Page:
Concert Review: Pianist Jeremy Denk — Probing Intelligence and Wit

Pianist Jeremy Denk wields a large artillery of dynamics and colors, and it served him well in this performance.

Jeremy Denk — he impressed listeners from the opening notes of the Bartók.

by Susan Miron.

At this point in his career, the 42-year-old pianist Jeremy Denk is almost as well-known (at least in music circles) for his writing as for his piano playing. His blog, Think Denk: The Glamorous Life of a Concert Pianist, chronicles the hilarious and frustrating minutia of the tedious, not-so-so glamorous “concert life.” It has been widely noticed and admired, leading to front page reviews in the Sunday New York Times Book Review and pieces in The New Republic, The New Yorker, and Newsweek.

The same probing intelligence and wit suffuse Denk’s piano playing and choice of repertoire. His first cd (See Fuse review) featured the wildly virtuoso piano sonatas of Charles Ives and the monstrously difficult Etudes of Gyorgy Ligeti, which he played stunningly last year at the Gardner Museum.

Do this: Quote the Jeremy Denk concert review word for word, starting with "by Susan Miron." and going on through "Yorker, and Newsweek.".

Records supplied:

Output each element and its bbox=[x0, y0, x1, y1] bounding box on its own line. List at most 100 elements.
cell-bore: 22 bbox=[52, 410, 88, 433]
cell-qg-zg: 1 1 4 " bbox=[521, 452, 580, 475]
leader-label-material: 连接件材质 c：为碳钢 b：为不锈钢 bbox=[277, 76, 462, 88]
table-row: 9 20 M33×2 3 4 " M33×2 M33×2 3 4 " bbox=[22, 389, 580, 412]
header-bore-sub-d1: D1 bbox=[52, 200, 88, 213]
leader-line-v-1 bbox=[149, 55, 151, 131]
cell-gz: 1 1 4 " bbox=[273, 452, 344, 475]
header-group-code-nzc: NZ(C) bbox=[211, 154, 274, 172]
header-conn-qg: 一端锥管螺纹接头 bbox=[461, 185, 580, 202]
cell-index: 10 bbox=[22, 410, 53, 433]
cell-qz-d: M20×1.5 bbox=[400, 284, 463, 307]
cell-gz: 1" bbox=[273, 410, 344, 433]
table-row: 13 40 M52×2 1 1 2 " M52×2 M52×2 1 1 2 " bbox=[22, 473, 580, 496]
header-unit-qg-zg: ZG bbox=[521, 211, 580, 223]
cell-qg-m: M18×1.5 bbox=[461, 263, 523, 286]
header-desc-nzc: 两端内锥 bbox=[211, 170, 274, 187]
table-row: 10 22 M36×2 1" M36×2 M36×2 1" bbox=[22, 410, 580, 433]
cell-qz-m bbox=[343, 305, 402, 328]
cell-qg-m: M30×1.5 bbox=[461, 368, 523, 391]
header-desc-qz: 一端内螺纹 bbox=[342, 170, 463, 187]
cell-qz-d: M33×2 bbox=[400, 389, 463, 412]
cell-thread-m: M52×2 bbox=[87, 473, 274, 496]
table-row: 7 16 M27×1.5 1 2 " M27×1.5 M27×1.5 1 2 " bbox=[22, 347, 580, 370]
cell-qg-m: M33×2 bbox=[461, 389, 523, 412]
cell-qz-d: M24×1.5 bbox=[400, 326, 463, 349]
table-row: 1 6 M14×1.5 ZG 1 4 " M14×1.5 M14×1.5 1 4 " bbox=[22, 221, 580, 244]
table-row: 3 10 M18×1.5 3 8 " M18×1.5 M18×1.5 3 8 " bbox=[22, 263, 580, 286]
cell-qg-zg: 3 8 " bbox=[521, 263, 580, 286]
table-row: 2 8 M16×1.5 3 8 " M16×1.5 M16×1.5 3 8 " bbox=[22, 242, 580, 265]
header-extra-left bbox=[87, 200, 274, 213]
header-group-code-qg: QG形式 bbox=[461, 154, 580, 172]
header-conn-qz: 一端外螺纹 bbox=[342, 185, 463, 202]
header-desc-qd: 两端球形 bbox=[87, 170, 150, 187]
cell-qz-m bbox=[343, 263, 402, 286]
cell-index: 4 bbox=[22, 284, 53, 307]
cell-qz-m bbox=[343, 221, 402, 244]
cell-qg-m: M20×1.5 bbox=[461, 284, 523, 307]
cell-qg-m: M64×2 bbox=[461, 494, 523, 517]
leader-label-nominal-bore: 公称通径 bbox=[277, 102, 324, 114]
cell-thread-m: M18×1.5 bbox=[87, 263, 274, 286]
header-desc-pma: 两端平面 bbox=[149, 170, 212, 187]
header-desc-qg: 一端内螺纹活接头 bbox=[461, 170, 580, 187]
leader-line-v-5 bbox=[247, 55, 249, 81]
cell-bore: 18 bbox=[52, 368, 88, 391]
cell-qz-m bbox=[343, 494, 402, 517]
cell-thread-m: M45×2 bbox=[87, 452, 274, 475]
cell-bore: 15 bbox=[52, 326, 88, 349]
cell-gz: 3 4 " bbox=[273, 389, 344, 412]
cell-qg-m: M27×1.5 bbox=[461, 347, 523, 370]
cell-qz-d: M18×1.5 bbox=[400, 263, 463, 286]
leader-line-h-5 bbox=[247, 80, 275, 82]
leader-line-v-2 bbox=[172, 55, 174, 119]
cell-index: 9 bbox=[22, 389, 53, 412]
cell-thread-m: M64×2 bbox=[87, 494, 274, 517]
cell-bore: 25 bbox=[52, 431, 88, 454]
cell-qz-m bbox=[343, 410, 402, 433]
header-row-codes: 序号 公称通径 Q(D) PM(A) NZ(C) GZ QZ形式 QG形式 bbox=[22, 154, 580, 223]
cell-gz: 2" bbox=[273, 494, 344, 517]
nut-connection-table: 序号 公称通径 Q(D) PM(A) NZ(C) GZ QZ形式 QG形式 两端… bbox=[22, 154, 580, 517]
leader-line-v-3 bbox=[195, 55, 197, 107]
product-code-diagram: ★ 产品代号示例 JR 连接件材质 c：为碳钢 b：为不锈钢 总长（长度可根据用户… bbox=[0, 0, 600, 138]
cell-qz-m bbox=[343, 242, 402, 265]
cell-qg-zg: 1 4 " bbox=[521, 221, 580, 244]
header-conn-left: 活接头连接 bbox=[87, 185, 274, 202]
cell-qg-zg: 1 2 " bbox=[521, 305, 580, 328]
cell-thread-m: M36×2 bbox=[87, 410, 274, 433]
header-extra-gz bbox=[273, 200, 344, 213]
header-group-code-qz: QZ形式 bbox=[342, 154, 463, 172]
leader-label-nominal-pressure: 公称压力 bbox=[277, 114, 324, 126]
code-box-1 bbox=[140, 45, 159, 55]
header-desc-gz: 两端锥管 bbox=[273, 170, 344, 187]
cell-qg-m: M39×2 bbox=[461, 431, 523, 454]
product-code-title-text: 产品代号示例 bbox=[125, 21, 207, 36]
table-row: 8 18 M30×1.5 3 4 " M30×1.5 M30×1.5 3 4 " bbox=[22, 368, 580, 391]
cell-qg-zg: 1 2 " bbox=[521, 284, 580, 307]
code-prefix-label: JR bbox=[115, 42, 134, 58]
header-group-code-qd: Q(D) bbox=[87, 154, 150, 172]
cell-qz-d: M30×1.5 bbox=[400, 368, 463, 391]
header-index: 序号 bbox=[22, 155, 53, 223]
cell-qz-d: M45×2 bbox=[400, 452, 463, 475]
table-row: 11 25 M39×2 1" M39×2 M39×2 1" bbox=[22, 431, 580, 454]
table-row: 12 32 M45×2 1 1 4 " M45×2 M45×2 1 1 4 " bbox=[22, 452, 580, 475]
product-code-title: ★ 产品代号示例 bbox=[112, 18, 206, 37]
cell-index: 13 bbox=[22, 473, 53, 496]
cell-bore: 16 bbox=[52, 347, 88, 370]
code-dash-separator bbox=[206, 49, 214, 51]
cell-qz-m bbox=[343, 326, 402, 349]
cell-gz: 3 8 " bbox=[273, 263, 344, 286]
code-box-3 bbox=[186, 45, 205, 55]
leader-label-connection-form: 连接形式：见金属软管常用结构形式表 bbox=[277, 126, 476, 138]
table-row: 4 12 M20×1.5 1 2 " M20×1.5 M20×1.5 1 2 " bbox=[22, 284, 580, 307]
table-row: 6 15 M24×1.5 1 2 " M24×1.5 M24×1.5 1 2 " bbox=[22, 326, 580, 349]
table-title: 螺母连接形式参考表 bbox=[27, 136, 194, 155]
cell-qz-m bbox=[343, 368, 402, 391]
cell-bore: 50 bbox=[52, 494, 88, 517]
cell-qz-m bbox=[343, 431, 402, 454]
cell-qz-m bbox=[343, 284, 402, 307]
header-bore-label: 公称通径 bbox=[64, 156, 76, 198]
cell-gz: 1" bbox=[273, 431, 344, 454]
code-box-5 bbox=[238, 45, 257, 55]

Correct response:
by Susan Miron.

At this point in his career, the 42-year-old pianist Jeremy Denk is almost as well-known (at least in music circles) for his writing as for his piano playing. His blog, Think Denk: The Glamorous Life of a Concert Pianist, chronicles the hilarious and frustrating minutia of the tedious, not-so-so glamorous “concert life.” It has been widely noticed and admired, leading to front page reviews in the Sunday New York Times Book Review and pieces in The New Republic, The New Yorker, and Newsweek.